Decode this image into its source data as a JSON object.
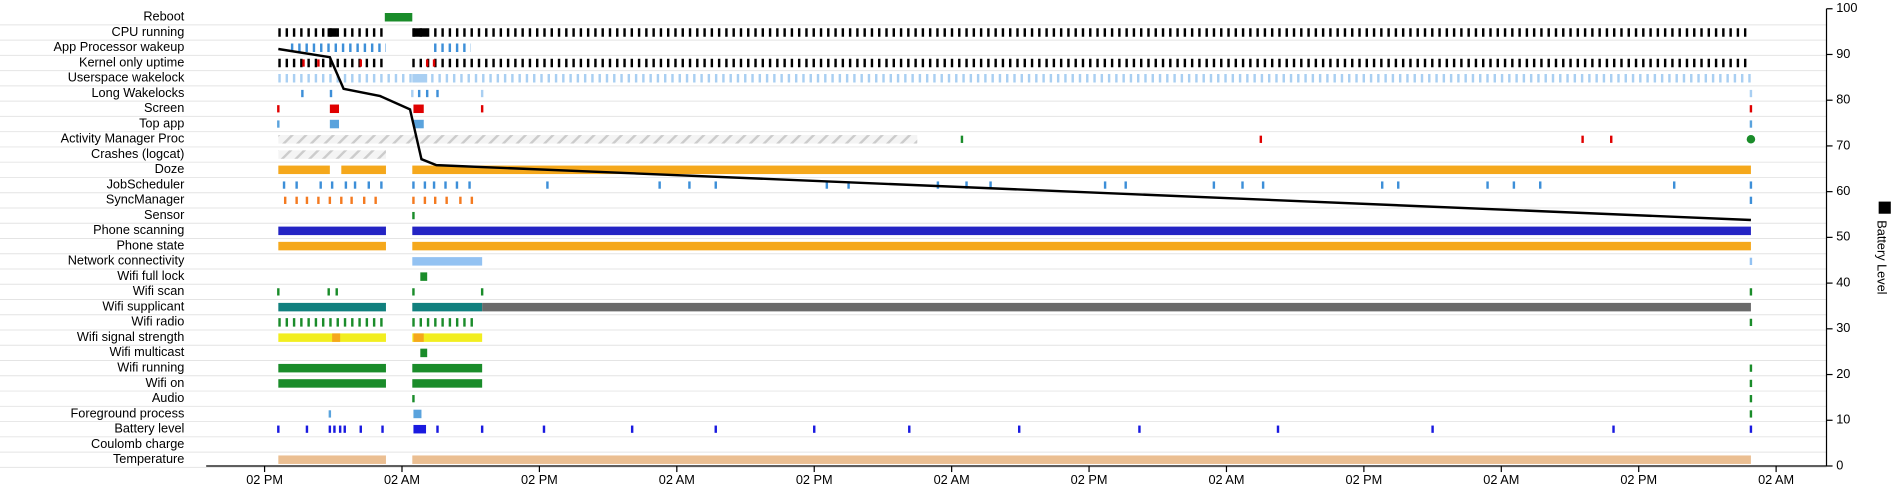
{
  "chart_data": {
    "type": "timeline",
    "xlim": [
      -5.1,
      136.4
    ],
    "xticks": [
      {
        "value": 0,
        "label": "02 PM"
      },
      {
        "value": 12,
        "label": "02 AM"
      },
      {
        "value": 24,
        "label": "02 PM"
      },
      {
        "value": 36,
        "label": "02 AM"
      },
      {
        "value": 48,
        "label": "02 PM"
      },
      {
        "value": 60,
        "label": "02 AM"
      },
      {
        "value": 72,
        "label": "02 PM"
      },
      {
        "value": 84,
        "label": "02 AM"
      },
      {
        "value": 96,
        "label": "02 PM"
      },
      {
        "value": 108,
        "label": "02 AM"
      },
      {
        "value": 120,
        "label": "02 PM"
      },
      {
        "value": 132,
        "label": "02 AM"
      }
    ],
    "y2lim": [
      0,
      100
    ],
    "y2ticks": [
      0,
      10,
      20,
      30,
      40,
      50,
      60,
      70,
      80,
      90,
      100
    ],
    "series": [
      {
        "name": "Battery Level",
        "color": "#000000",
        "axis": "y2",
        "x": [
          1.2,
          5.7,
          6.9,
          10.1,
          12.7,
          13.7,
          15.0,
          129.8
        ],
        "values": [
          91.2,
          89.4,
          82.5,
          80.9,
          78,
          67.1,
          65.8,
          53.8
        ]
      }
    ],
    "rows": [
      {
        "name": "Reboot",
        "layers": [
          {
            "color": "#1a8c2a",
            "segments": [
              [
                10.5,
                12.9
              ]
            ]
          }
        ]
      },
      {
        "name": "CPU running",
        "layers": [
          {
            "color": "#000000",
            "dashed": true,
            "segments": [
              [
                1.2,
                10.6
              ],
              [
                12.9,
                129.4
              ]
            ]
          },
          {
            "color": "#000000",
            "segments": [
              [
                5.5,
                6.3
              ],
              [
                13.0,
                14.2
              ]
            ]
          }
        ]
      },
      {
        "name": "App Processor wakeup",
        "layers": [
          {
            "color": "#3d8fd8",
            "dashed": true,
            "segments": [
              [
                2.3,
                10.6
              ],
              [
                14.8,
                18.0
              ]
            ]
          }
        ]
      },
      {
        "name": "Kernel only uptime",
        "layers": [
          {
            "color": "#000000",
            "dashed": true,
            "segments": [
              [
                1.2,
                10.6
              ],
              [
                12.9,
                129.8
              ]
            ]
          },
          {
            "color": "#e00000",
            "events": [
              3.4,
              4.7,
              8.4,
              14.2,
              14.8
            ]
          }
        ]
      },
      {
        "name": "Userspace wakelock",
        "layers": [
          {
            "color": "#a9cff2",
            "dashed": true,
            "segments": [
              [
                1.2,
                129.8
              ]
            ]
          },
          {
            "color": "#a9cff2",
            "segments": [
              [
                12.9,
                14.2
              ]
            ]
          }
        ]
      },
      {
        "name": "Long Wakelocks",
        "layers": [
          {
            "color": "#3d8fd8",
            "events": [
              3.3,
              5.8,
              13.5,
              14.2,
              15.1
            ]
          },
          {
            "color": "#a9cff2",
            "events": [
              12.9,
              19.0,
              129.8
            ]
          }
        ]
      },
      {
        "name": "Screen",
        "layers": [
          {
            "color": "#e00000",
            "segments": [
              [
                5.7,
                6.5
              ],
              [
                13.0,
                13.9
              ]
            ],
            "events": [
              1.2,
              19.0,
              129.8
            ]
          }
        ]
      },
      {
        "name": "Top app",
        "layers": [
          {
            "color": "#5aa3dd",
            "segments": [
              [
                5.7,
                6.5
              ],
              [
                13.0,
                13.9
              ]
            ],
            "events": [
              1.2,
              129.8
            ]
          }
        ]
      },
      {
        "name": "Activity Manager Proc",
        "layers": [
          {
            "color": "#cccccc",
            "hatched": true,
            "segments": [
              [
                1.2,
                57.0
              ]
            ]
          },
          {
            "color": "#1a8c2a",
            "events": [
              60.9
            ]
          },
          {
            "color": "#e00000",
            "events": [
              87.0,
              115.1,
              117.6
            ]
          },
          {
            "color": "#1a8c2a",
            "shape": "circle",
            "events": [
              129.8
            ]
          }
        ]
      },
      {
        "name": "Crashes (logcat)",
        "layers": [
          {
            "color": "#cccccc",
            "hatched": true,
            "segments": [
              [
                1.2,
                10.6
              ]
            ]
          }
        ]
      },
      {
        "name": "Doze",
        "layers": [
          {
            "color": "#f5a81c",
            "segments": [
              [
                1.2,
                5.7
              ],
              [
                6.7,
                10.6
              ],
              [
                12.9,
                129.8
              ]
            ]
          }
        ]
      },
      {
        "name": "JobScheduler",
        "layers": [
          {
            "color": "#3d8fd8",
            "events": [
              1.7,
              2.8,
              4.9,
              5.9,
              7.1,
              7.9,
              9.1,
              10.2,
              13.0,
              14.0,
              14.8,
              15.8,
              16.8,
              17.9,
              24.7,
              34.5,
              37.1,
              39.4,
              49.1,
              51.0,
              58.8,
              61.3,
              63.4,
              73.4,
              75.2,
              82.9,
              85.4,
              87.2,
              97.6,
              99.0,
              106.8,
              109.1,
              111.4,
              123.1,
              129.8
            ]
          }
        ]
      },
      {
        "name": "SyncManager",
        "layers": [
          {
            "color": "#f47a20",
            "events": [
              1.8,
              2.8,
              3.7,
              4.7,
              5.7,
              6.7,
              7.6,
              8.7,
              9.7,
              13.0,
              14.0,
              14.9,
              15.9,
              17.1,
              18.1
            ]
          },
          {
            "color": "#3d8fd8",
            "events": [
              129.8
            ]
          }
        ]
      },
      {
        "name": "Sensor",
        "layers": [
          {
            "color": "#1a8c2a",
            "events": [
              13.0
            ]
          }
        ]
      },
      {
        "name": "Phone scanning",
        "layers": [
          {
            "color": "#2424c4",
            "segments": [
              [
                1.2,
                10.6
              ],
              [
                12.9,
                129.8
              ]
            ]
          }
        ]
      },
      {
        "name": "Phone state",
        "layers": [
          {
            "color": "#f5a81c",
            "segments": [
              [
                1.2,
                10.6
              ],
              [
                12.9,
                129.8
              ]
            ]
          }
        ]
      },
      {
        "name": "Network connectivity",
        "layers": [
          {
            "color": "#93c2f2",
            "segments": [
              [
                12.9,
                19.0
              ]
            ],
            "events": [
              129.8
            ]
          }
        ]
      },
      {
        "name": "Wifi full lock",
        "layers": [
          {
            "color": "#1a8c2a",
            "segments": [
              [
                13.6,
                14.2
              ]
            ]
          }
        ]
      },
      {
        "name": "Wifi scan",
        "layers": [
          {
            "color": "#1a8c2a",
            "events": [
              1.2,
              5.6,
              6.3,
              13.0,
              19.0,
              129.8
            ]
          }
        ]
      },
      {
        "name": "Wifi supplicant",
        "layers": [
          {
            "color": "#11807e",
            "segments": [
              [
                1.2,
                10.6
              ],
              [
                12.9,
                19.0
              ]
            ]
          },
          {
            "color": "#6a6a6a",
            "segments": [
              [
                19.0,
                129.8
              ]
            ]
          }
        ]
      },
      {
        "name": "Wifi radio",
        "layers": [
          {
            "color": "#1a8c2a",
            "dashed": true,
            "segments": [
              [
                1.2,
                10.6
              ],
              [
                12.9,
                18.5
              ]
            ]
          },
          {
            "color": "#1a8c2a",
            "events": [
              129.8
            ]
          }
        ]
      },
      {
        "name": "Wifi signal strength",
        "layers": [
          {
            "color": "#f2ee20",
            "segments": [
              [
                1.2,
                10.6
              ],
              [
                12.9,
                19.0
              ]
            ]
          },
          {
            "color": "#f5a81c",
            "segments": [
              [
                5.9,
                6.6
              ],
              [
                13.0,
                13.9
              ]
            ]
          }
        ]
      },
      {
        "name": "Wifi multicast",
        "layers": [
          {
            "color": "#1a8c2a",
            "segments": [
              [
                13.6,
                14.2
              ]
            ]
          }
        ]
      },
      {
        "name": "Wifi running",
        "layers": [
          {
            "color": "#1a8c2a",
            "segments": [
              [
                1.2,
                10.6
              ],
              [
                12.9,
                19.0
              ]
            ],
            "events": [
              129.8
            ]
          }
        ]
      },
      {
        "name": "Wifi on",
        "layers": [
          {
            "color": "#1a8c2a",
            "segments": [
              [
                1.2,
                10.6
              ],
              [
                12.9,
                19.0
              ]
            ],
            "events": [
              129.8
            ]
          }
        ]
      },
      {
        "name": "Audio",
        "layers": [
          {
            "color": "#1a8c2a",
            "events": [
              13.0,
              129.8
            ]
          }
        ]
      },
      {
        "name": "Foreground process",
        "layers": [
          {
            "color": "#5aa3dd",
            "segments": [
              [
                13.0,
                13.7
              ]
            ],
            "events": [
              5.7
            ]
          },
          {
            "color": "#1a8c2a",
            "events": [
              129.8
            ]
          }
        ]
      },
      {
        "name": "Battery level",
        "layers": [
          {
            "color": "#1a1ae0",
            "segments": [
              [
                13.0,
                14.1
              ]
            ],
            "events": [
              1.2,
              3.7,
              5.7,
              6.1,
              6.6,
              7.0,
              8.4,
              10.3,
              15.1,
              19.0,
              24.4,
              32.1,
              39.4,
              48.0,
              56.3,
              65.9,
              76.4,
              88.5,
              102.0,
              117.8,
              129.8
            ]
          }
        ]
      },
      {
        "name": "Coulomb charge",
        "layers": []
      },
      {
        "name": "Temperature",
        "layers": [
          {
            "color": "#ebbf92",
            "segments": [
              [
                1.2,
                10.6
              ],
              [
                12.9,
                129.8
              ]
            ]
          }
        ]
      }
    ]
  }
}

TASK TO COMPLETE:
Where a line holds "Phone", copy that line.

EXERCISE OUTPUT:
        "name": "Phone scanning",
        "name": "Phone state",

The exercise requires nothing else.